In an interview in 2026, Wagner said that his third Rok story, and a Judge Dredd story published at the same time, would most likely be the last stories he would write. He is currently (as of January 2026) working on his autobiography. In June 2026 he received an MBE in recognition of his contribution to British comics.

A father of two, Wagner lives with his wife near Shrewsbury, Shropshire.

==Style and influence==
Pat Mills describes Wagner's writing as "romantic but not emotional". His depictions of violent action, from "Darkie's Mob" to "Judge Dredd" to A History of Violence, are unsentimental and laced with mordant humour. Other strips, like "Robo-Hunter", "Ace Trucking Co." and "The Balls Brothers", reveal a more overt comedy side to his writing. He is well known for writing terse scripts, described by artist Dave Gibbons as being like "exciting telegrams". He says he does not think visually, but rather "in terms of plot developments [and] dialogue", preferring to leave the visual decisions to the artist.

Described by Warren Ellis as "probably the single most influential writer in British comics", Wagner is named as an influence by writers such as Alan Grant, who says he "taught me almost all I know about comic writing", Garth Ennis, Andy Diggle and Rob Williams. Alan Moore was inspired by the work of Wagner and Pat Mills in 2000 AD to try and express his ideas in mainstream comics. Wagner's own influences include the comics of D. C. Thomson & Co. of the '60s and '70s. Outside of comics, authors he admires include John Steinbeck, Patrick O'Brian and Michael Connelly.

== Awards and honours ==
=== Honours ===
- 2026: Member of the Order of the British Empire

=== Awards won ===
- 1979 Eagle Award for Favourite Comicbook Writer — U.K. (as T.B. Grover)

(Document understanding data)
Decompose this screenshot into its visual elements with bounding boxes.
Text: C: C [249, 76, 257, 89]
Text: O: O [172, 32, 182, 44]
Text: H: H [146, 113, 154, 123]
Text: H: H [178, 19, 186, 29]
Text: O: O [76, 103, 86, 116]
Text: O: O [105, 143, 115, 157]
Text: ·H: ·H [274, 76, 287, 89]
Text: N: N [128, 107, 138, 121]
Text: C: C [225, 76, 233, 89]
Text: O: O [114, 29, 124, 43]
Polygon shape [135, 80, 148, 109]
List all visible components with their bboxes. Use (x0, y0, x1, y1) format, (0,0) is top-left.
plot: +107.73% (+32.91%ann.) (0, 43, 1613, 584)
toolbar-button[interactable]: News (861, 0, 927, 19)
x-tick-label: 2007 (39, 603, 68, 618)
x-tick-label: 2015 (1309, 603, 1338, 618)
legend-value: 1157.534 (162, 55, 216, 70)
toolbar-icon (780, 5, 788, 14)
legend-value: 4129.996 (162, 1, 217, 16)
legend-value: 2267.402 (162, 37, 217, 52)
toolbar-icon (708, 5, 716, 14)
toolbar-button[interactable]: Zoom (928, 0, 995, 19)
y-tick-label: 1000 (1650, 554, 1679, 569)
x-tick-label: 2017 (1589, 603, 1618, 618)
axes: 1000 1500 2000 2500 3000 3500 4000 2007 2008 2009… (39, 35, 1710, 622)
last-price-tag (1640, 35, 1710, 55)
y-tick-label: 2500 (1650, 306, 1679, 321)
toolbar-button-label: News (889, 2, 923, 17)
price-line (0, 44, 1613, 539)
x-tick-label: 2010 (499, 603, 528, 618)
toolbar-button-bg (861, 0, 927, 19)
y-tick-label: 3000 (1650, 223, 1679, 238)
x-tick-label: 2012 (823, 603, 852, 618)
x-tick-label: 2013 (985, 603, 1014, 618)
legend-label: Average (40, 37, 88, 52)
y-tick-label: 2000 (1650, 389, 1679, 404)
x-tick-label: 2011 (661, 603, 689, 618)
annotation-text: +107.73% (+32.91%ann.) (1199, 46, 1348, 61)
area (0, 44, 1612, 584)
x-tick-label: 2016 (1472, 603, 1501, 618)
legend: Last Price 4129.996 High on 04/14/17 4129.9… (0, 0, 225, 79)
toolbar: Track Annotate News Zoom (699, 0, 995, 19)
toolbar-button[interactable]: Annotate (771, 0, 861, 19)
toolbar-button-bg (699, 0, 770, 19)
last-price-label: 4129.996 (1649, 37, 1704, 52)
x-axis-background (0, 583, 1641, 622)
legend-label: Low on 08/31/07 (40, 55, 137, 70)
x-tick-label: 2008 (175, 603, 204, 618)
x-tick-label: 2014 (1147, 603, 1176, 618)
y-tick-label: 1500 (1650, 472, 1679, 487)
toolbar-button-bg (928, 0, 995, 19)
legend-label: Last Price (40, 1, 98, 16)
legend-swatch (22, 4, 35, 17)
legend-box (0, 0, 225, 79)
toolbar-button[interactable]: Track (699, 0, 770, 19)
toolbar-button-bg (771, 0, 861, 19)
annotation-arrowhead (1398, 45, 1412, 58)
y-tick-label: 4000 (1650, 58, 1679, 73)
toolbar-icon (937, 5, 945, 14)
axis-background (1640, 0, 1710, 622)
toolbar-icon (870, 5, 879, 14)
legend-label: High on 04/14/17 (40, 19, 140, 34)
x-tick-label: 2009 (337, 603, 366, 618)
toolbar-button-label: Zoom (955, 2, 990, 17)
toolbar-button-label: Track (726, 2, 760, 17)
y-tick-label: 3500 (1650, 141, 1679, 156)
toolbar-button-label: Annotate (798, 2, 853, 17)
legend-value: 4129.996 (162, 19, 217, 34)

> BRIEF 1:
Return the passage about Wagner word for word, beginning at the words "In an interview" and stopping after "near Shrewsbury, Shropshire.".
> BRIEF 2:
Resume the passage about Wagner after its final line and carry it on.

> REPLY 1:
In an interview in 2026, Wagner said that his third Rok story, and a Judge Dredd story published at the same time, would most likely be the last stories he would write. He is currently (as of January 2026) working on his autobiography. In June 2026 he received an MBE in recognition of his contribution to British comics.

A father of two, Wagner lives with his wife near Shrewsbury, Shropshire.

> REPLY 2:
- 1980 Eagle Award for Favourite Comicbook Writer — U.K. (as John Howard)
- 1981 Eagle Award for Favourite Comicbook Writer — U.K. (as T.B. Grover)
- 1992 UK Comic Art Award for Best Writer
- 1992 UK Comic Art Award for Best Original Graphic Novel (Judgment on Gotham)
- 1992 UK Comic Art Award for Best Graphic Novel Collection (Judge Dredd in America)
- 1992 Career Achievement Award (UK Comic Art Awards)
- 1994 UK Comic Art Award for Best Original Graphic Novel (Vendetta in Gotham)
- 1999 National Comics Award for Best Writer
- 2001 National Comics Award for Best Writer in Comics Today (for Button Man and Judge Dredd; both in 2000 AD)
- 2002 National Comics Award for Lifetime Achievement
- 2003 National Comics Award Roll of Honour

=== Nominations ===
- 1978 Eagle Award for Favourite British writer
- 1984 Eagle Award for Favourite Comicbook Writer — U.K.
- 1985 Eagle Award for Favourite Comicbook Writer — U.K.
- 2002 National Comics Award for Best Writer in Comics Today
- 2002 National Comics Award for Best Writer Ever
- 2002 National Comics Award Roll of Honour
- 2010 Eagle Award for Favourite Writer
- 2011 Eagle Award for Favourite Writer

==Bibliography==

See also Category:Comics by John Wagner

==Screen adaptations==
A TV film of The Bogie Man was made in 1992 by BBC Scotland starring Robbie Coltrane, but was not well received and a series was never made. Wagner and Grant made very little money out of it. Wagner felt that the screenwriter did a poor job adapting it, and Coltrane did not understand the character.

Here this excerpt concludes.